Identify the lines in the data below that contain "федерального" and give only how many there are.
--- start ---
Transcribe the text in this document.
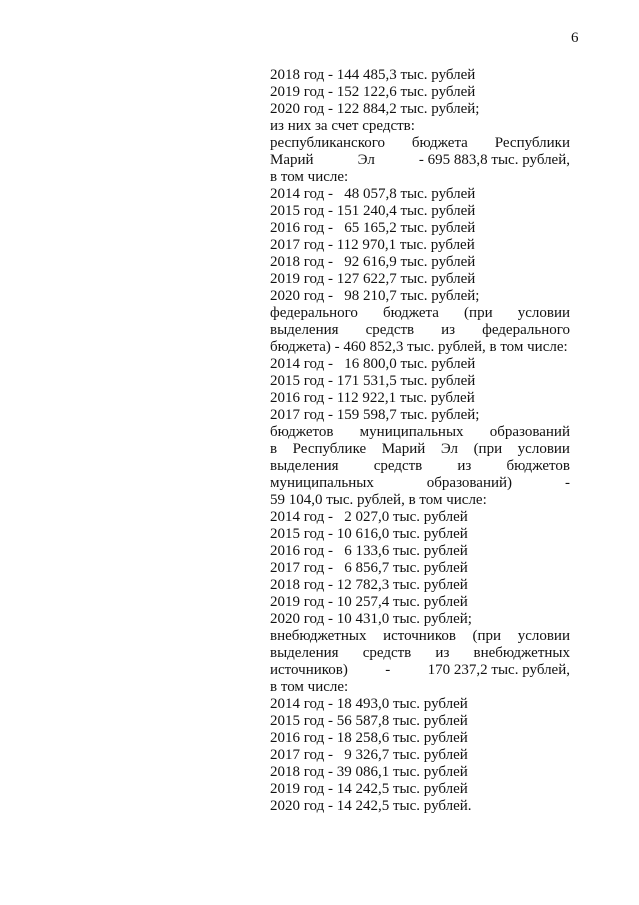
6
2018 год - 144 485,3 тыс. рублей
2019 год - 152 122,6 тыс. рублей
2020 год - 122 884,2 тыс. рублей;
из них за счет средств:
республиканского бюджета Республики
Марий	Эл	- 695 883,8 тыс. рублей,
в том числе:
2014 год -   48 057,8 тыс. рублей
2015 год - 151 240,4 тыс. рублей
2016 год -   65 165,2 тыс. рублей
2017 год - 112 970,1 тыс. рублей
2018 год -   92 616,9 тыс. рублей
2019 год - 127 622,7 тыс. рублей
2020 год -   98 210,7 тыс. рублей;
федерального бюджета (при условии
выделения средств из федерального
бюджета) - 460 852,3 тыс. рублей, в том числе:
2014 год -   16 800,0 тыс. рублей
2015 год - 171 531,5 тыс. рублей
2016 год - 112 922,1 тыс. рублей
2017 год - 159 598,7 тыс. рублей;
бюджетов муниципальных образований
в Республике Марий Эл (при условии
выделения средств из бюджетов
муниципальных	образований)	-
59 104,0 тыс. рублей, в том числе:
2014 год -   2 027,0 тыс. рублей
2015 год - 10 616,0 тыс. рублей
2016 год -   6 133,6 тыс. рублей
2017 год -   6 856,7 тыс. рублей
2018 год - 12 782,3 тыс. рублей
2019 год - 10 257,4 тыс. рублей
2020 год - 10 431,0 тыс. рублей;
внебюджетных источников (при условии
выделения средств из внебюджетных
источников) - 170 237,2 тыс. рублей,
в том числе:
2014 год - 18 493,0 тыс. рублей
2015 год - 56 587,8 тыс. рублей
2016 год - 18 258,6 тыс. рублей
2017 год -   9 326,7 тыс. рублей
2018 год - 39 086,1 тыс. рублей
2019 год - 14 242,5 тыс. рублей
2020 год - 14 242,5 тыс. рублей.
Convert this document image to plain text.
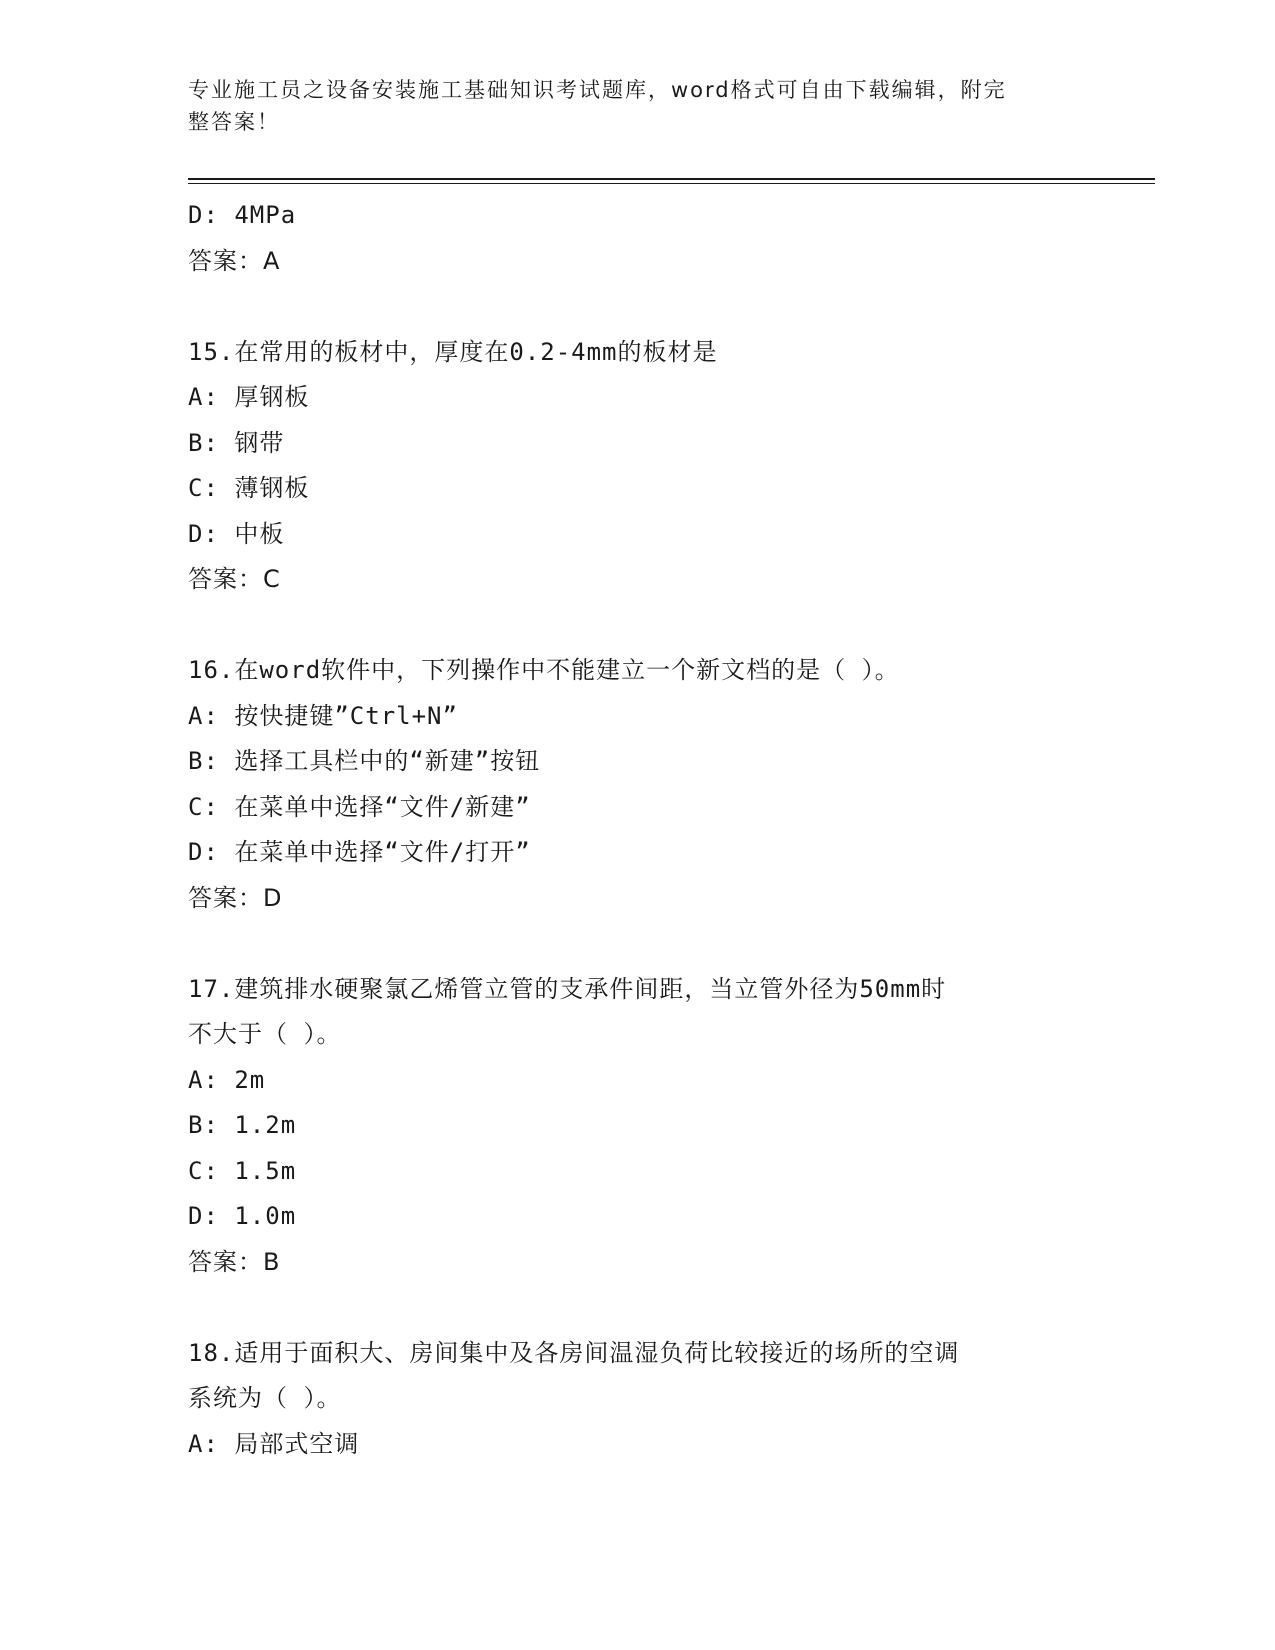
专业施工员之设备安装施工基础知识考试题库，word格式可自由下载编辑，附完
整答案！
D: 4MPa
答案：A
15.在常用的板材中，厚度在0.2-4mm的板材是
A: 厚钢板
B: 钢带
C: 薄钢板
D: 中板
答案：C
16.在word软件中，下列操作中不能建立一个新文档的是（ ）。
A: 按快捷键”Ctrl+N”
B: 选择工具栏中的“新建”按钮
C: 在菜单中选择“文件/新建”
D: 在菜单中选择“文件/打开”
答案：D
17.建筑排水硬聚氯乙烯管立管的支承件间距，当立管外径为50mm时
不大于（ ）。
A: 2m
B: 1.2m
C: 1.5m
D: 1.0m
答案：B
18.适用于面积大、房间集中及各房间温湿负荷比较接近的场所的空调
系统为（ ）。
A: 局部式空调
--- end ---
- _Solution to this task_
2